Please print the full listing exactly.

▸ Provided information:
— BEGIN —
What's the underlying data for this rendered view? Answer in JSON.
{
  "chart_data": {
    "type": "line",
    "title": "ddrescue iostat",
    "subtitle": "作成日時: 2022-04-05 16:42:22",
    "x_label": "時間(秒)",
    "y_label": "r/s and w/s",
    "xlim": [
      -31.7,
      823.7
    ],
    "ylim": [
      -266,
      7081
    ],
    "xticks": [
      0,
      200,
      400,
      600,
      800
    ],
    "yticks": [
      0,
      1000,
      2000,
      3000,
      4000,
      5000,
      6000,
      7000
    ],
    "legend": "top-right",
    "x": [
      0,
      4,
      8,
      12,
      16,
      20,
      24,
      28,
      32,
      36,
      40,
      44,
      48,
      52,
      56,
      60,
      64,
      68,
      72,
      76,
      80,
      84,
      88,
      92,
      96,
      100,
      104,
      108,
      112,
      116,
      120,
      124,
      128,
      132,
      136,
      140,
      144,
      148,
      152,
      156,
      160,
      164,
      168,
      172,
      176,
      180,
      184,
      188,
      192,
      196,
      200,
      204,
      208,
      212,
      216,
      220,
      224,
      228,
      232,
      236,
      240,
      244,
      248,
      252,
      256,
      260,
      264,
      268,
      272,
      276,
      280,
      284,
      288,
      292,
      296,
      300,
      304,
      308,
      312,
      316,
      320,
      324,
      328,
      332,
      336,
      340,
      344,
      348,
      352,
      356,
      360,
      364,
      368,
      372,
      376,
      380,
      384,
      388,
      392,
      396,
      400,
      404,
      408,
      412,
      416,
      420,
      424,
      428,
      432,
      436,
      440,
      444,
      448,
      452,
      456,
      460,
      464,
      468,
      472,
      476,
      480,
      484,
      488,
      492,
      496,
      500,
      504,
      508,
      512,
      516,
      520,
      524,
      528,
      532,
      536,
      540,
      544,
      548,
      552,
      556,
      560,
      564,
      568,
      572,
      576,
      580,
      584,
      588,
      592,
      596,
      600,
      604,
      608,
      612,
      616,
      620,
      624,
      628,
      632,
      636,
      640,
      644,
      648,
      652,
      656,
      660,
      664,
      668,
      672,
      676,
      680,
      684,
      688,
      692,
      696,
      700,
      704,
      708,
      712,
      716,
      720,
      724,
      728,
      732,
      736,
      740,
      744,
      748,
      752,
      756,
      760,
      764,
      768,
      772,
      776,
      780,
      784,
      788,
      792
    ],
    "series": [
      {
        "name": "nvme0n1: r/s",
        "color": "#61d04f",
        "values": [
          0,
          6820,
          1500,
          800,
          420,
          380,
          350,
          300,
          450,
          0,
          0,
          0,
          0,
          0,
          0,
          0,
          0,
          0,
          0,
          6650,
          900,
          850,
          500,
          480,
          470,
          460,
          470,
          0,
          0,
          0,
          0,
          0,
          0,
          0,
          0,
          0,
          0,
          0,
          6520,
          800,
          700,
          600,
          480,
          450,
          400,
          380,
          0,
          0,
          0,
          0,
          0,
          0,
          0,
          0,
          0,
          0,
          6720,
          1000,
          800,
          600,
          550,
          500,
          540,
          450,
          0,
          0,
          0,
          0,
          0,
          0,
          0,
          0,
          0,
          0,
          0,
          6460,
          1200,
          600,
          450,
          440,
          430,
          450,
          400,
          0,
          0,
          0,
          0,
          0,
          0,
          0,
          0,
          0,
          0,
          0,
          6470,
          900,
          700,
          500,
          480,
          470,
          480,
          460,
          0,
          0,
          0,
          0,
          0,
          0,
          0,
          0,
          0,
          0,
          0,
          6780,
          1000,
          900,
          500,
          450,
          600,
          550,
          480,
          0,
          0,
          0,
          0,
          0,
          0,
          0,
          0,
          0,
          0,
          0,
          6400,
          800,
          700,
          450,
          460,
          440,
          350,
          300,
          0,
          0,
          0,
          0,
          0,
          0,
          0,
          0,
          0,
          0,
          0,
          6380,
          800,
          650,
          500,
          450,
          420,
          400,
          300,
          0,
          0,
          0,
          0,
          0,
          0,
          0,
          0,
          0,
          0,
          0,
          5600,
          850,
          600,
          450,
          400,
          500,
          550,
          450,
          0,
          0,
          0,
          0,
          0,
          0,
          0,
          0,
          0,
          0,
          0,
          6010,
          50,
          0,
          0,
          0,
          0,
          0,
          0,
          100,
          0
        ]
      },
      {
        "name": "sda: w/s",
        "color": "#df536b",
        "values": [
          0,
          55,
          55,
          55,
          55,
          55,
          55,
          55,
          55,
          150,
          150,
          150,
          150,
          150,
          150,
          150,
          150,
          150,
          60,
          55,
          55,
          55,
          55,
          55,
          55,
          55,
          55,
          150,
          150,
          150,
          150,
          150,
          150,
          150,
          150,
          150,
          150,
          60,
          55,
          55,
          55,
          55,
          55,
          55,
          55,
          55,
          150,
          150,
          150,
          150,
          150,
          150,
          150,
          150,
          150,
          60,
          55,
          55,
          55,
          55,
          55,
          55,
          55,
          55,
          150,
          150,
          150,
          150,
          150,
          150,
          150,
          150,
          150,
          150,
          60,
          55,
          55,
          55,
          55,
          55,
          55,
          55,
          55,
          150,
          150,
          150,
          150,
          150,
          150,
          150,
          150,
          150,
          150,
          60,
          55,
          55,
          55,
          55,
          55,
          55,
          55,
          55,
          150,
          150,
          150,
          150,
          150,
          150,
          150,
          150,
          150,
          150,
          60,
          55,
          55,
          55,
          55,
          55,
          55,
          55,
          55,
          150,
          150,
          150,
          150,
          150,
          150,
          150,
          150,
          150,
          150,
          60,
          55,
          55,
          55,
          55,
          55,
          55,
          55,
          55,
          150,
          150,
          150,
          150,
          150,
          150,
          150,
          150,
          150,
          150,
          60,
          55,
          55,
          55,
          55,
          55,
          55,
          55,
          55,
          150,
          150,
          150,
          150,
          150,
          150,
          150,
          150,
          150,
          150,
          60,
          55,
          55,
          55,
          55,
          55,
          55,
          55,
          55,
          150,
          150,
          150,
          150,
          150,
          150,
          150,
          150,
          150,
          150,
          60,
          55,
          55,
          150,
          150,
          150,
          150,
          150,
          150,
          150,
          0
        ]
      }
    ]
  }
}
— END —
▸ Answer to the task:
What's the underlying data for this rendered view? Answer in JSON.
{
  "chart_data": {
    "type": "line",
    "title": "ddrescue iostat",
    "subtitle": "作成日時: 2022-04-05 16:42:22",
    "x_label": "時間(秒)",
    "y_label": "r/s and w/s",
    "xlim": [
      -31.7,
      823.7
    ],
    "ylim": [
      -266,
      7081
    ],
    "xticks": [
      0,
      200,
      400,
      600,
      800
    ],
    "yticks": [
      0,
      1000,
      2000,
      3000,
      4000,
      5000,
      6000,
      7000
    ],
    "legend": "top-right",
    "x": [
      0,
      4,
      8,
      12,
      16,
      20,
      24,
      28,
      32,
      36,
      40,
      44,
      48,
      52,
      56,
      60,
      64,
      68,
      72,
      76,
      80,
      84,
      88,
      92,
      96,
      100,
      104,
      108,
      112,
      116,
      120,
      124,
      128,
      132,
      136,
      140,
      144,
      148,
      152,
      156,
      160,
      164,
      168,
      172,
      176,
      180,
      184,
      188,
      192,
      196,
      200,
      204,
      208,
      212,
      216,
      220,
      224,
      228,
      232,
      236,
      240,
      244,
      248,
      252,
      256,
      260,
      264,
      268,
      272,
      276,
      280,
      284,
      288,
      292,
      296,
      300,
      304,
      308,
      312,
      316,
      320,
      324,
      328,
      332,
      336,
      340,
      344,
      348,
      352,
      356,
      360,
      364,
      368,
      372,
      376,
      380,
      384,
      388,
      392,
      396,
      400,
      404,
      408,
      412,
      416,
      420,
      424,
      428,
      432,
      436,
      440,
      444,
      448,
      452,
      456,
      460,
      464,
      468,
      472,
      476,
      480,
      484,
      488,
      492,
      496,
      500,
      504,
      508,
      512,
      516,
      520,
      524,
      528,
      532,
      536,
      540,
      544,
      548,
      552,
      556,
      560,
      564,
      568,
      572,
      576,
      580,
      584,
      588,
      592,
      596,
      600,
      604,
      608,
      612,
      616,
      620,
      624,
      628,
      632,
      636,
      640,
      644,
      648,
      652,
      656,
      660,
      664,
      668,
      672,
      676,
      680,
      684,
      688,
      692,
      696,
      700,
      704,
      708,
      712,
      716,
      720,
      724,
      728,
      732,
      736,
      740,
      744,
      748,
      752,
      756,
      760,
      764,
      768,
      772,
      776,
      780,
      784,
      788,
      792
    ],
    "series": [
      {
        "name": "nvme0n1: r/s",
        "color": "#61d04f",
        "values": [
          0,
          6820,
          1500,
          800,
          420,
          380,
          350,
          300,
          450,
          0,
          0,
          0,
          0,
          0,
          0,
          0,
          0,
          0,
          0,
          6650,
          900,
          850,
          500,
          480,
          470,
          460,
          470,
          0,
          0,
          0,
          0,
          0,
          0,
          0,
          0,
          0,
          0,
          0,
          6520,
          800,
          700,
          600,
          480,
          450,
          400,
          380,
          0,
          0,
          0,
          0,
          0,
          0,
          0,
          0,
          0,
          0,
          6720,
          1000,
          800,
          600,
          550,
          500,
          540,
          450,
          0,
          0,
          0,
          0,
          0,
          0,
          0,
          0,
          0,
          0,
          0,
          6460,
          1200,
          600,
          450,
          440,
          430,
          450,
          400,
          0,
          0,
          0,
          0,
          0,
          0,
          0,
          0,
          0,
          0,
          0,
          6470,
          900,
          700,
          500,
          480,
          470,
          480,
          460,
          0,
          0,
          0,
          0,
          0,
          0,
          0,
          0,
          0,
          0,
          0,
          6780,
          1000,
          900,
          500,
          450,
          600,
          550,
          480,
          0,
          0,
          0,
          0,
          0,
          0,
          0,
          0,
          0,
          0,
          0,
          6400,
          800,
          700,
          450,
          460,
          440,
          350,
          300,
          0,
          0,
          0,
          0,
          0,
          0,
          0,
          0,
          0,
          0,
          0,
          6380,
          800,
          650,
          500,
          450,
          420,
          400,
          300,
          0,
          0,
          0,
          0,
          0,
          0,
          0,
          0,
          0,
          0,
          0,
          5600,
          850,
          600,
          450,
          400,
          500,
          550,
          450,
          0,
          0,
          0,
          0,
          0,
          0,
          0,
          0,
          0,
          0,
          0,
          6010,
          50,
          0,
          0,
          0,
          0,
          0,
          0,
          100,
          0
        ]
      },
      {
        "name": "sda: w/s",
        "color": "#df536b",
        "values": [
          0,
          55,
          55,
          55,
          55,
          55,
          55,
          55,
          55,
          150,
          150,
          150,
          150,
          150,
          150,
          150,
          150,
          150,
          60,
          55,
          55,
          55,
          55,
          55,
          55,
          55,
          55,
          150,
          150,
          150,
          150,
          150,
          150,
          150,
          150,
          150,
          150,
          60,
          55,
          55,
          55,
          55,
          55,
          55,
          55,
          55,
          150,
          150,
          150,
          150,
          150,
          150,
          150,
          150,
          150,
          60,
          55,
          55,
          55,
          55,
          55,
          55,
          55,
          55,
          150,
          150,
          150,
          150,
          150,
          150,
          150,
          150,
          150,
          150,
          60,
          55,
          55,
          55,
          55,
          55,
          55,
          55,
          55,
          150,
          150,
          150,
          150,
          150,
          150,
          150,
          150,
          150,
          150,
          60,
          55,
          55,
          55,
          55,
          55,
          55,
          55,
          55,
          150,
          150,
          150,
          150,
          150,
          150,
          150,
          150,
          150,
          150,
          60,
          55,
          55,
          55,
          55,
          55,
          55,
          55,
          55,
          150,
          150,
          150,
          150,
          150,
          150,
          150,
          150,
          150,
          150,
          60,
          55,
          55,
          55,
          55,
          55,
          55,
          55,
          55,
          150,
          150,
          150,
          150,
          150,
          150,
          150,
          150,
          150,
          150,
          60,
          55,
          55,
          55,
          55,
          55,
          55,
          55,
          55,
          150,
          150,
          150,
          150,
          150,
          150,
          150,
          150,
          150,
          150,
          60,
          55,
          55,
          55,
          55,
          55,
          55,
          55,
          55,
          150,
          150,
          150,
          150,
          150,
          150,
          150,
          150,
          150,
          150,
          60,
          55,
          55,
          150,
          150,
          150,
          150,
          150,
          150,
          150,
          0
        ]
      }
    ]
  }
}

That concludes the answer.